#### Short problem
Begin with the line holding "Decode this image" and write out each following line to the end of the data, exactly. Pictures are left out.

══════════════════════════════

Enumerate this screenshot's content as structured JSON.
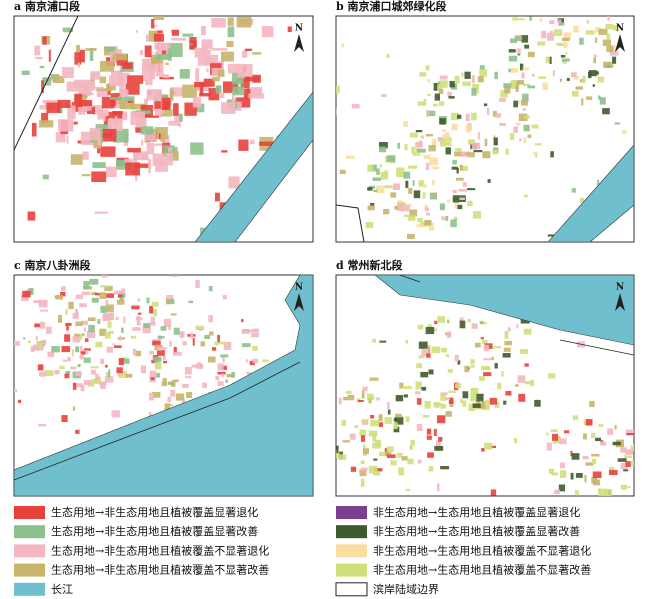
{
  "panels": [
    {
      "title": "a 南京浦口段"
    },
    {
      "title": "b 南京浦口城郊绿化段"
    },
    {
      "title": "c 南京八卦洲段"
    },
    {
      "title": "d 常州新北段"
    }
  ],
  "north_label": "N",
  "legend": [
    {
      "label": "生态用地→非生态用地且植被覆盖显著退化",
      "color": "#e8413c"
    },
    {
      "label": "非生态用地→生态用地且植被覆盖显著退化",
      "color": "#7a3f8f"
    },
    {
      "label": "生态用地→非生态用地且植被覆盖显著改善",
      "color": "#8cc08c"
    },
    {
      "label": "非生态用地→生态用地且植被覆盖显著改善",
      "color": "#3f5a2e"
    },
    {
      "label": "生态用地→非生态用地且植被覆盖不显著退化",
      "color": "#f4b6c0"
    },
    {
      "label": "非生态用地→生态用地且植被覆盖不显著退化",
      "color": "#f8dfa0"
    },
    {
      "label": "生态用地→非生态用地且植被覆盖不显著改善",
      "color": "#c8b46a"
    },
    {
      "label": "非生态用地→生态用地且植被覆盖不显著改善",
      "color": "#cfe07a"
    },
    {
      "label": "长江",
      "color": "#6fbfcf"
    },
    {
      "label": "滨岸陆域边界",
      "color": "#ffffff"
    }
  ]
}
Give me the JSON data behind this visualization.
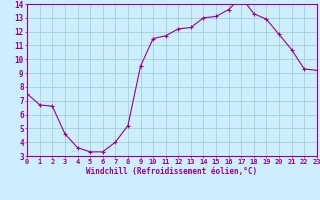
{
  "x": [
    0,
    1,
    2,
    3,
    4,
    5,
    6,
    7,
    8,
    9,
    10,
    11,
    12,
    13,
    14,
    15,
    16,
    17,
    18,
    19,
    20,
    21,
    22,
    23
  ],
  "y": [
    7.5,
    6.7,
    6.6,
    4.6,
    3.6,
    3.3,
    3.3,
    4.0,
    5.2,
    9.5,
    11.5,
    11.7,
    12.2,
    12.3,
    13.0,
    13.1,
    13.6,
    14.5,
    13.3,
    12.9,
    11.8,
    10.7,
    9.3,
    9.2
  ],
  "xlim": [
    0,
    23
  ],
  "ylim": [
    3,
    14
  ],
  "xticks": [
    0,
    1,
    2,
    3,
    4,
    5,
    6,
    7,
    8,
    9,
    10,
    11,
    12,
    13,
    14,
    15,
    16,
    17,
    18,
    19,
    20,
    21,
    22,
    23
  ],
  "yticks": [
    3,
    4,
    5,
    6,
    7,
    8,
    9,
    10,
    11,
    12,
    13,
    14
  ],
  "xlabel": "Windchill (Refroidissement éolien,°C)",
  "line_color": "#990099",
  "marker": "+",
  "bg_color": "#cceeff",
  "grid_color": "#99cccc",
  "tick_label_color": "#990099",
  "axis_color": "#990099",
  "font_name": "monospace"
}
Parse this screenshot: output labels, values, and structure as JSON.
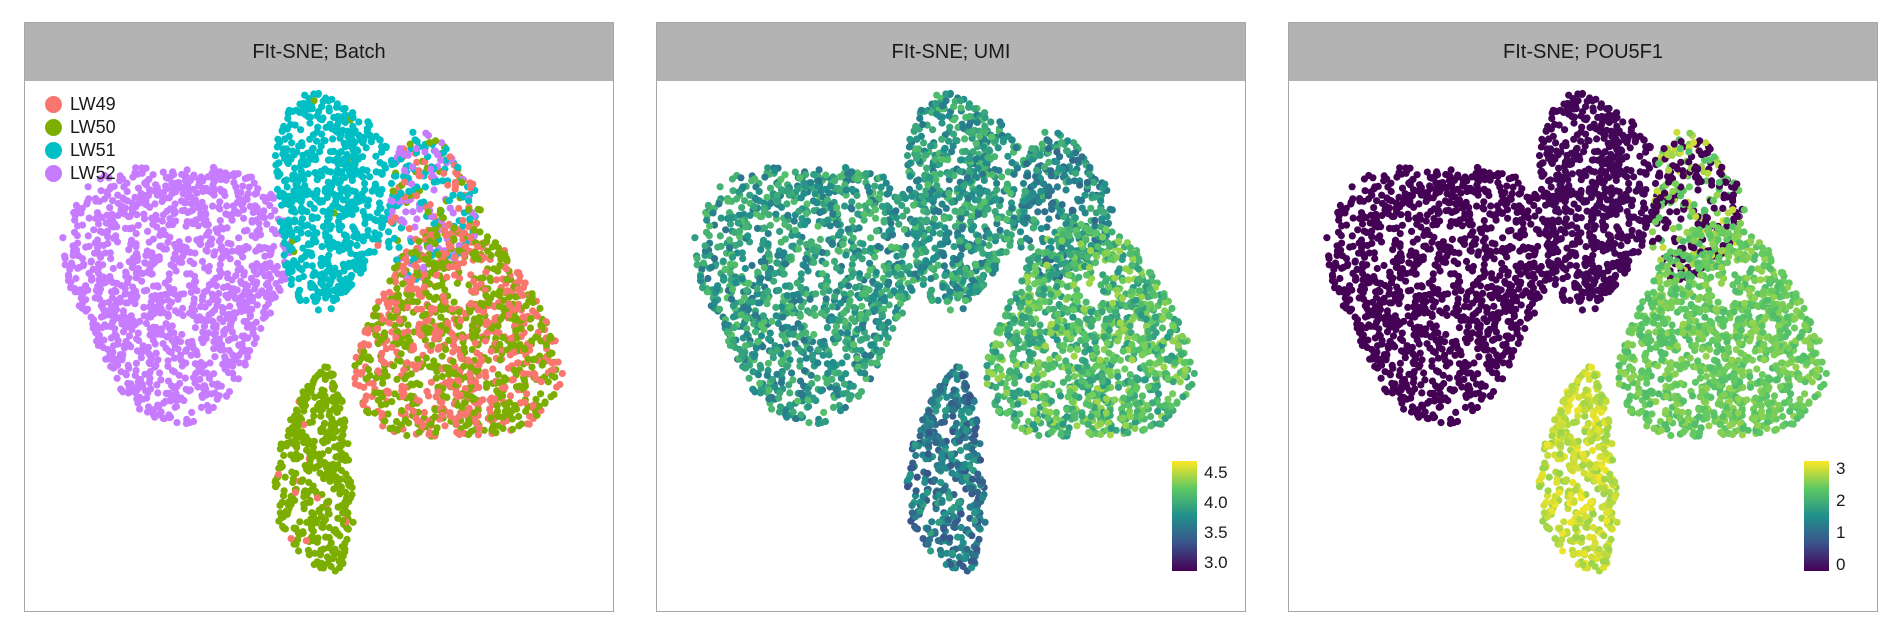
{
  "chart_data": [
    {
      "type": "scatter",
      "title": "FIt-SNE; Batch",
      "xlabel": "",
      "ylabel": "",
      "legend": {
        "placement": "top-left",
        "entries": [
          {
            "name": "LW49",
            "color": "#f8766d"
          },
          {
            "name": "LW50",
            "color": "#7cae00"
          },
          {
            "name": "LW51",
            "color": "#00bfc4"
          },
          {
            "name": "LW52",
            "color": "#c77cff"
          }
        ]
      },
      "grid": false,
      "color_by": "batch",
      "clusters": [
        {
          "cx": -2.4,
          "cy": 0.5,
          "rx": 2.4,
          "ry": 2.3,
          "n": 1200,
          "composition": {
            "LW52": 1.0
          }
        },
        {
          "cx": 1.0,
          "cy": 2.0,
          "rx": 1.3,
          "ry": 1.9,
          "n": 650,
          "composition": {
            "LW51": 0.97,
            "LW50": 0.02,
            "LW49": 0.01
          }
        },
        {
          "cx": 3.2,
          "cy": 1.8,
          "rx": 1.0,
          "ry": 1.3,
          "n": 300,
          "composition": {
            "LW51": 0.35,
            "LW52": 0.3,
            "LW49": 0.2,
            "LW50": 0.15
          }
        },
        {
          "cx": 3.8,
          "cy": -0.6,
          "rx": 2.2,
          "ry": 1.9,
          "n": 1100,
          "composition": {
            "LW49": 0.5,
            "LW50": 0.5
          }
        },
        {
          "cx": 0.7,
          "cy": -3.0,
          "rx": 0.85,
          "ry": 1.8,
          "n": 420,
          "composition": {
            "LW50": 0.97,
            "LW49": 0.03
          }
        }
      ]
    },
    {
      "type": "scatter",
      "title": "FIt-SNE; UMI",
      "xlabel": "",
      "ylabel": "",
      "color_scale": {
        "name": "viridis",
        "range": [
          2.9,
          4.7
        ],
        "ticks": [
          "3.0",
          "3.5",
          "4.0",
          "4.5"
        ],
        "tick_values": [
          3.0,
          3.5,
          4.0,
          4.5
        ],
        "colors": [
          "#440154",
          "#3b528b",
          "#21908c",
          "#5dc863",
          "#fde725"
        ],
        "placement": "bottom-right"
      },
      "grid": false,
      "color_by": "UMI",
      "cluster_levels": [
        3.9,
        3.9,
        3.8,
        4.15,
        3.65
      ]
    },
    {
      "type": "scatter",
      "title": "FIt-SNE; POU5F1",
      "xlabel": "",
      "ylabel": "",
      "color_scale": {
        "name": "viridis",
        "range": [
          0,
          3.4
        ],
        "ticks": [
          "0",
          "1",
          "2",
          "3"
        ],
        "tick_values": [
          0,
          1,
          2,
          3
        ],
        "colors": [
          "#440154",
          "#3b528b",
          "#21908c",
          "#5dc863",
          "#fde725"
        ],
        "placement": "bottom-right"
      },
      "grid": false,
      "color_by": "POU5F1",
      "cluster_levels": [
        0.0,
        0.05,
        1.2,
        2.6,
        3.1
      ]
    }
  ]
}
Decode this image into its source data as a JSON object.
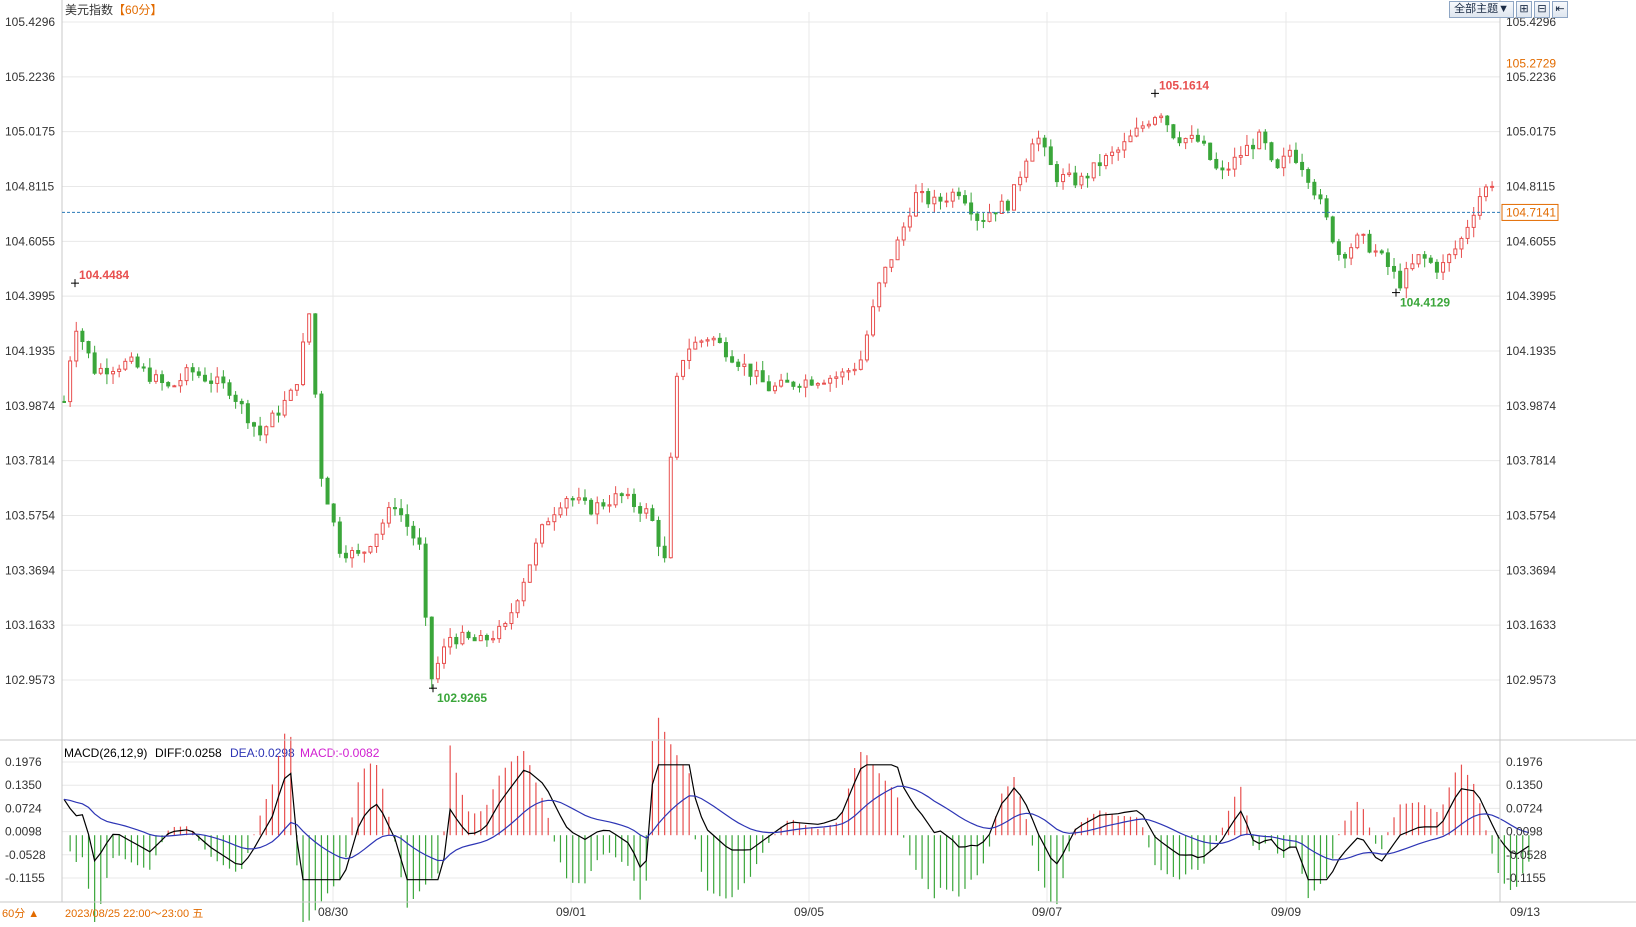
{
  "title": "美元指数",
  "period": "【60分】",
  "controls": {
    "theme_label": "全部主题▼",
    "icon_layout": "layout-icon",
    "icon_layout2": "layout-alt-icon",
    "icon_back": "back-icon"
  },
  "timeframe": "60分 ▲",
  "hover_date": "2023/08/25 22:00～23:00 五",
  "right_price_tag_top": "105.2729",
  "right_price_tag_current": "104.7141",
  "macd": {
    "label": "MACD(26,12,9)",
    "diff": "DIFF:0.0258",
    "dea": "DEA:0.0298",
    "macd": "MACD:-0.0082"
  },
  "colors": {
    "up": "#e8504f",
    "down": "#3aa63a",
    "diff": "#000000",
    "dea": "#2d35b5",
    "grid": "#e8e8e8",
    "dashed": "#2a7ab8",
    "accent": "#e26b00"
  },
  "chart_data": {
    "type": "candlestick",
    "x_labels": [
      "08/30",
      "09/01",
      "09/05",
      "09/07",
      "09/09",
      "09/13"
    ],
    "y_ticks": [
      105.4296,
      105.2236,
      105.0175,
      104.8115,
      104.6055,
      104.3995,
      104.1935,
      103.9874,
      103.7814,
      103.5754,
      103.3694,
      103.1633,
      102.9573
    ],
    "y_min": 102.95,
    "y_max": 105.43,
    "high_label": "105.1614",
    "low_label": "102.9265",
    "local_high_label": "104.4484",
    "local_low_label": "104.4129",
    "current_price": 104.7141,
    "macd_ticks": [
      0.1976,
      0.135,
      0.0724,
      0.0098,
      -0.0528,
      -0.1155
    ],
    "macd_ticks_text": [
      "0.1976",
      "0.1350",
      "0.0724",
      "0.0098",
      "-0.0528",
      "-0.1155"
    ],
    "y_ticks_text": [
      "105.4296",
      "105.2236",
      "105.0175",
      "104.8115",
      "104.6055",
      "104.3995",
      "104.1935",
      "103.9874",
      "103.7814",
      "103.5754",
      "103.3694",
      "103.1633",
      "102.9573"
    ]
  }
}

══════════════════════════════

#### Response to this task
Decode this image into its source data as a JSON object.
{
  "title": "美元指数",
  "period": "【60分】",
  "controls": {
    "theme_label": "全部主题▼",
    "icon_layout": "layout-icon",
    "icon_layout2": "layout-alt-icon",
    "icon_back": "back-icon"
  },
  "timeframe": "60分 ▲",
  "hover_date": "2023/08/25 22:00～23:00 五",
  "right_price_tag_top": "105.2729",
  "right_price_tag_current": "104.7141",
  "macd": {
    "label": "MACD(26,12,9)",
    "diff": "DIFF:0.0258",
    "dea": "DEA:0.0298",
    "macd": "MACD:-0.0082"
  },
  "colors": {
    "up": "#e8504f",
    "down": "#3aa63a",
    "diff": "#000000",
    "dea": "#2d35b5",
    "grid": "#e8e8e8",
    "dashed": "#2a7ab8",
    "accent": "#e26b00"
  },
  "chart_data": {
    "type": "candlestick",
    "x_labels": [
      "08/30",
      "09/01",
      "09/05",
      "09/07",
      "09/09",
      "09/13"
    ],
    "y_ticks": [
      105.4296,
      105.2236,
      105.0175,
      104.8115,
      104.6055,
      104.3995,
      104.1935,
      103.9874,
      103.7814,
      103.5754,
      103.3694,
      103.1633,
      102.9573
    ],
    "y_min": 102.95,
    "y_max": 105.43,
    "high_label": "105.1614",
    "low_label": "102.9265",
    "local_high_label": "104.4484",
    "local_low_label": "104.4129",
    "current_price": 104.7141,
    "macd_ticks": [
      0.1976,
      0.135,
      0.0724,
      0.0098,
      -0.0528,
      -0.1155
    ],
    "macd_ticks_text": [
      "0.1976",
      "0.1350",
      "0.0724",
      "0.0098",
      "-0.0528",
      "-0.1155"
    ],
    "y_ticks_text": [
      "105.4296",
      "105.2236",
      "105.0175",
      "104.8115",
      "104.6055",
      "104.3995",
      "104.1935",
      "103.9874",
      "103.7814",
      "103.5754",
      "103.3694",
      "103.1633",
      "102.9573"
    ]
  }
}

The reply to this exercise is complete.